**Job**: What follows is a block of records; reproduce all of it verbatim.

**Dataset entries**:
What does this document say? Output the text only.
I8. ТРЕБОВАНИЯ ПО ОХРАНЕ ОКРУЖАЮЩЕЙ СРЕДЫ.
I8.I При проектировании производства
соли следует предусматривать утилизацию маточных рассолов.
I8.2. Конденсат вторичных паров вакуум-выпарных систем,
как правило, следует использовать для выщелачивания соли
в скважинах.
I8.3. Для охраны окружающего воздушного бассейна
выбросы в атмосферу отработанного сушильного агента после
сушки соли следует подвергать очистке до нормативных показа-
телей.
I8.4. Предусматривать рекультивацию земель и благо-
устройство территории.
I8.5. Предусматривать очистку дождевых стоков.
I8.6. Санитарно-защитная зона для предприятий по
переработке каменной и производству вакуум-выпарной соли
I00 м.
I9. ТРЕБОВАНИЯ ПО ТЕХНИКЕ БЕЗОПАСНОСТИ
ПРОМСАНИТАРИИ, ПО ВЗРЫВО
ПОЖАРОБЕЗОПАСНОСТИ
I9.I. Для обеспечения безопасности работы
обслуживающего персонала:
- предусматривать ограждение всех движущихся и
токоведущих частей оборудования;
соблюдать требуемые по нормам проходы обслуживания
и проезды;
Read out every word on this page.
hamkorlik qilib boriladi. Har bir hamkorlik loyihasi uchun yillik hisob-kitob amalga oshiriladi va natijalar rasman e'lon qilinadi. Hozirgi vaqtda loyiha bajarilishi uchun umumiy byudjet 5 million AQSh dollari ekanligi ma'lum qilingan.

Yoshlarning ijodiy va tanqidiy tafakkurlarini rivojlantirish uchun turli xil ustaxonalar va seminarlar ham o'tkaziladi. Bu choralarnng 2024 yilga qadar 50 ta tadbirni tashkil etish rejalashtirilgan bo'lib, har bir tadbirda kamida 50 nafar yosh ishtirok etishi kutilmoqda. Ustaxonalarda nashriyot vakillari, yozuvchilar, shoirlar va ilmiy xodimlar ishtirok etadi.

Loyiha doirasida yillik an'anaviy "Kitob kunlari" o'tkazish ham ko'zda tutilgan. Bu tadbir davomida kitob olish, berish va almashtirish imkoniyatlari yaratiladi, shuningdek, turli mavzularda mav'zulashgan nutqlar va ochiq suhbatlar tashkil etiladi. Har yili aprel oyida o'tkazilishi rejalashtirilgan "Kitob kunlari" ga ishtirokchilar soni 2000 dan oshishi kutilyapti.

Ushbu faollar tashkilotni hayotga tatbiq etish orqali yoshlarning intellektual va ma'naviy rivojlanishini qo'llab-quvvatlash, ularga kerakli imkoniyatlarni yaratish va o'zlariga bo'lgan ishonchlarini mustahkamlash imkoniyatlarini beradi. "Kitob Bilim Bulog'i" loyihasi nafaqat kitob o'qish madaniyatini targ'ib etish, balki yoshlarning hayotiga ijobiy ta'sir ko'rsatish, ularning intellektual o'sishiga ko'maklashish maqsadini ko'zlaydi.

**Output of the task**:
What does this document say? Output the text only.
I8. ТРЕБОВАНИЯ ПО ОХРАНЕ ОКРУЖАЮЩЕЙ СРЕДЫ.
I8.I При проектировании производства
соли следует предусматривать утилизацию маточных рассолов.
I8.2. Конденсат вторичных паров вакуум-выпарных систем,
как правило, следует использовать для выщелачивания соли
в скважинах.
I8.3. Для охраны окружающего воздушного бассейна
выбросы в атмосферу отработанного сушильного агента после
сушки соли следует подвергать очистке до нормативных показа-
телей.
I8.4. Предусматривать рекультивацию земель и благо-
устройство территории.
I8.5. Предусматривать очистку дождевых стоков.
I8.6. Санитарно-защитная зона для предприятий по
переработке каменной и производству вакуум-выпарной соли
I00 м.
I9. ТРЕБОВАНИЯ ПО ТЕХНИКЕ БЕЗОПАСНОСТИ
ПРОМСАНИТАРИИ, ПО ВЗРЫВО
ПОЖАРОБЕЗОПАСНОСТИ
I9.I. Для обеспечения безопасности работы
обслуживающего персонала:
- предусматривать ограждение всех движущихся и
токоведущих частей оборудования;
соблюдать требуемые по нормам проходы обслуживания
и проезды;
Read out every word on this page.
hamkorlik qilib boriladi. Har bir hamkorlik loyihasi uchun yillik hisob-kitob amalga oshiriladi va natijalar rasman e'lon qilinadi. Hozirgi vaqtda loyiha bajarilishi uchun umumiy byudjet 5 million AQSh dollari ekanligi ma'lum qilingan.

Yoshlarning ijodiy va tanqidiy tafakkurlarini rivojlantirish uchun turli xil ustaxonalar va seminarlar ham o'tkaziladi. Bu choralarnng 2024 yilga qadar 50 ta tadbirni tashkil etish rejalashtirilgan bo'lib, har bir tadbirda kamida 50 nafar yosh ishtirok etishi kutilmoqda. Ustaxonalarda nashriyot vakillari, yozuvchilar, shoirlar va ilmiy xodimlar ishtirok etadi.

Loyiha doirasida yillik an'anaviy "Kitob kunlari" o'tkazish ham ko'zda tutilgan. Bu tadbir davomida kitob olish, berish va almashtirish imkoniyatlari yaratiladi, shuningdek, turli mavzularda mav'zulashgan nutqlar va ochiq suhbatlar tashkil etiladi. Har yili aprel oyida o'tkazilishi rejalashtirilgan "Kitob kunlari" ga ishtirokchilar soni 2000 dan oshishi kutilyapti.

Ushbu faollar tashkilotni hayotga tatbiq etish orqali yoshlarning intellektual va ma'naviy rivojlanishini qo'llab-quvvatlash, ularga kerakli imkoniyatlarni yaratish va o'zlariga bo'lgan ishonchlarini mustahkamlash imkoniyatlarini beradi. "Kitob Bilim Bulog'i" loyihasi nafaqat kitob o'qish madaniyatini targ'ib etish, balki yoshlarning hayotiga ijobiy ta'sir ko'rsatish, ularning intellektual o'sishiga ko'maklashish maqsadini ko'zlaydi.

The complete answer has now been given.